### WRITTEN PROBLEM
Rewrite all the records below with every "Fluorescence intensity" changed to "Emission intensity" and nothing else altered. Leave the pictures out of your answer.

(Labeled box records)
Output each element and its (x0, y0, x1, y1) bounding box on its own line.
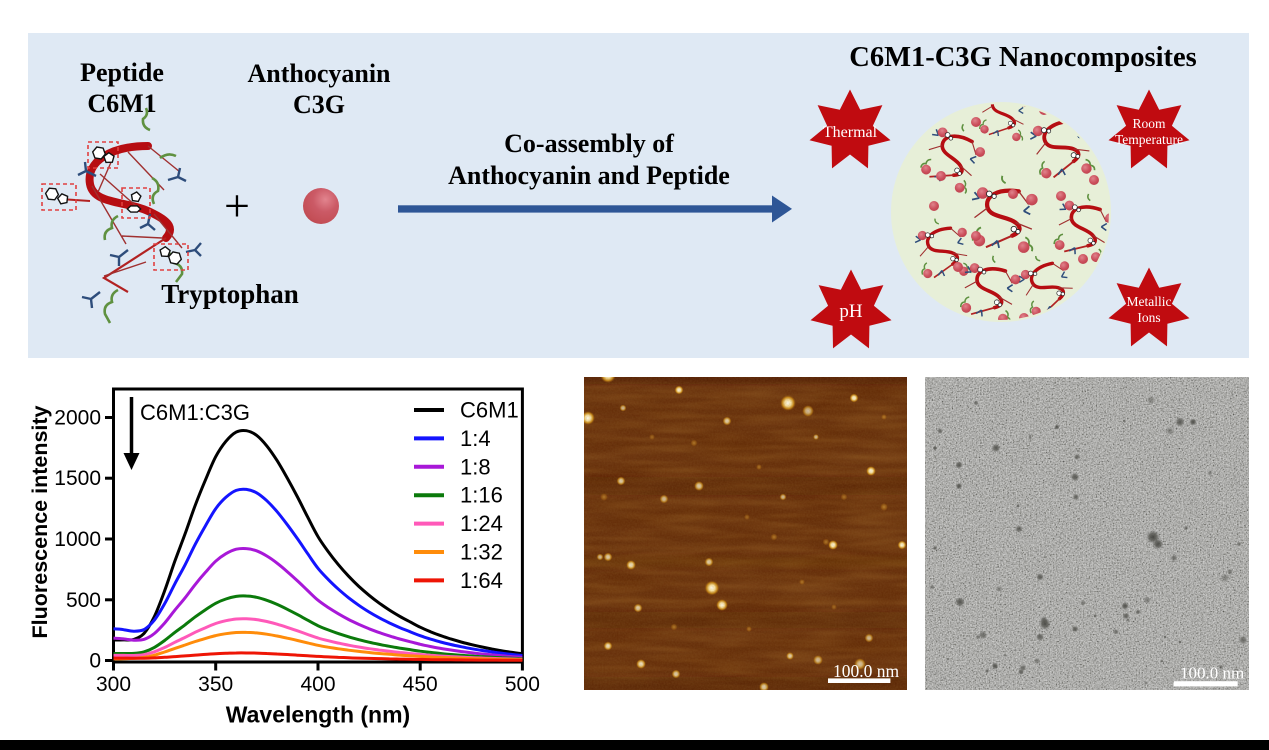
svg-text:1:64: 1:64 (460, 568, 503, 593)
svg-text:100.0 nm: 100.0 nm (833, 661, 900, 681)
svg-text:Ions: Ions (1137, 310, 1160, 325)
svg-text:300: 300 (96, 673, 131, 696)
svg-text:pH: pH (839, 301, 863, 322)
svg-text:450: 450 (403, 673, 438, 696)
svg-text:1:24: 1:24 (460, 511, 503, 536)
svg-text:1000: 1000 (54, 528, 101, 551)
svg-text:1:16: 1:16 (460, 483, 503, 508)
svg-text:500: 500 (505, 673, 540, 696)
svg-text:1500: 1500 (54, 467, 101, 490)
svg-text:100.0 nm: 100.0 nm (1180, 664, 1244, 683)
svg-text:Temperature: Temperature (1115, 132, 1183, 147)
svg-text:2000: 2000 (54, 407, 101, 430)
svg-text:Thermal: Thermal (823, 124, 878, 141)
svg-text:Fluorescence intensity: Fluorescence intensity (28, 405, 52, 638)
svg-text:500: 500 (66, 589, 101, 612)
svg-text:1:32: 1:32 (460, 540, 503, 565)
svg-text:C6M1:C3G: C6M1:C3G (140, 400, 250, 425)
svg-text:Room: Room (1132, 116, 1166, 131)
svg-text:1:4: 1:4 (460, 426, 491, 451)
svg-text:Wavelength (nm): Wavelength (nm) (226, 702, 410, 728)
svg-text:Metallic: Metallic (1127, 294, 1172, 309)
svg-text:350: 350 (198, 673, 233, 696)
svg-text:400: 400 (300, 673, 335, 696)
svg-text:0: 0 (89, 650, 101, 673)
svg-text:C6M1: C6M1 (460, 398, 519, 423)
svg-text:1:8: 1:8 (460, 454, 491, 479)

### PROBLEM SOLUTION
Output each element and its (x0, y0, x1, y1) bounding box on its own line.
svg-text:1:64: 1:64 (460, 568, 503, 593)
svg-text:100.0 nm: 100.0 nm (833, 661, 900, 681)
svg-text:Ions: Ions (1137, 310, 1160, 325)
svg-text:300: 300 (96, 673, 131, 696)
svg-text:pH: pH (839, 301, 863, 322)
svg-text:450: 450 (403, 673, 438, 696)
svg-text:1:24: 1:24 (460, 511, 503, 536)
svg-text:1000: 1000 (54, 528, 101, 551)
svg-text:1:16: 1:16 (460, 483, 503, 508)
svg-text:500: 500 (505, 673, 540, 696)
svg-text:1500: 1500 (54, 467, 101, 490)
svg-text:100.0 nm: 100.0 nm (1180, 664, 1244, 683)
svg-text:Temperature: Temperature (1115, 132, 1183, 147)
svg-text:2000: 2000 (54, 407, 101, 430)
svg-text:Thermal: Thermal (823, 124, 878, 141)
svg-text:Emission intensity: Emission intensity (28, 405, 52, 638)
svg-text:500: 500 (66, 589, 101, 612)
svg-text:1:32: 1:32 (460, 540, 503, 565)
svg-text:C6M1:C3G: C6M1:C3G (140, 400, 250, 425)
svg-text:Room: Room (1132, 116, 1166, 131)
svg-text:1:4: 1:4 (460, 426, 491, 451)
svg-text:Wavelength (nm): Wavelength (nm) (226, 702, 410, 728)
svg-text:Metallic: Metallic (1127, 294, 1172, 309)
svg-text:350: 350 (198, 673, 233, 696)
svg-text:400: 400 (300, 673, 335, 696)
svg-text:0: 0 (89, 650, 101, 673)
svg-text:C6M1: C6M1 (460, 398, 519, 423)
svg-text:1:8: 1:8 (460, 454, 491, 479)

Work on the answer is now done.